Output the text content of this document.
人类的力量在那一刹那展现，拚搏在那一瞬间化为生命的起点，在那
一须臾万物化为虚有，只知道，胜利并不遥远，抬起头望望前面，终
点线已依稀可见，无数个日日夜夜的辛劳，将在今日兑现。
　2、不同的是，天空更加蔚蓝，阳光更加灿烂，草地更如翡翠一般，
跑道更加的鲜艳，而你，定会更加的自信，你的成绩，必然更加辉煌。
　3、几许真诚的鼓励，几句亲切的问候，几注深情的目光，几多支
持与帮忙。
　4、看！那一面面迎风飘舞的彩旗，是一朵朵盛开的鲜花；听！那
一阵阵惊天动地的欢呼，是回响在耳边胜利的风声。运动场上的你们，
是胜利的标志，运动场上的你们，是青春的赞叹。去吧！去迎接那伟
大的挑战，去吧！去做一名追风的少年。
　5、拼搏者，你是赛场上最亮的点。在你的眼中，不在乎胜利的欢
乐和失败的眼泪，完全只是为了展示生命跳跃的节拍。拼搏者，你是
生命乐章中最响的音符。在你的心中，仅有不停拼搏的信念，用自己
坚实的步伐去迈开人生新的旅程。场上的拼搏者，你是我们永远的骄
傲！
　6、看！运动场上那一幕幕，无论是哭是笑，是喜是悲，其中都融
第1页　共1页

________________

Task requirements>
Collect each line holding the string "运动场上的你们".

Answer to this task>
一阵阵惊天动地的欢呼，是回响在耳边胜利的风声。运动场上的你们，
是胜利的标志，运动场上的你们，是青春的赞叹。去吧！去迎接那伟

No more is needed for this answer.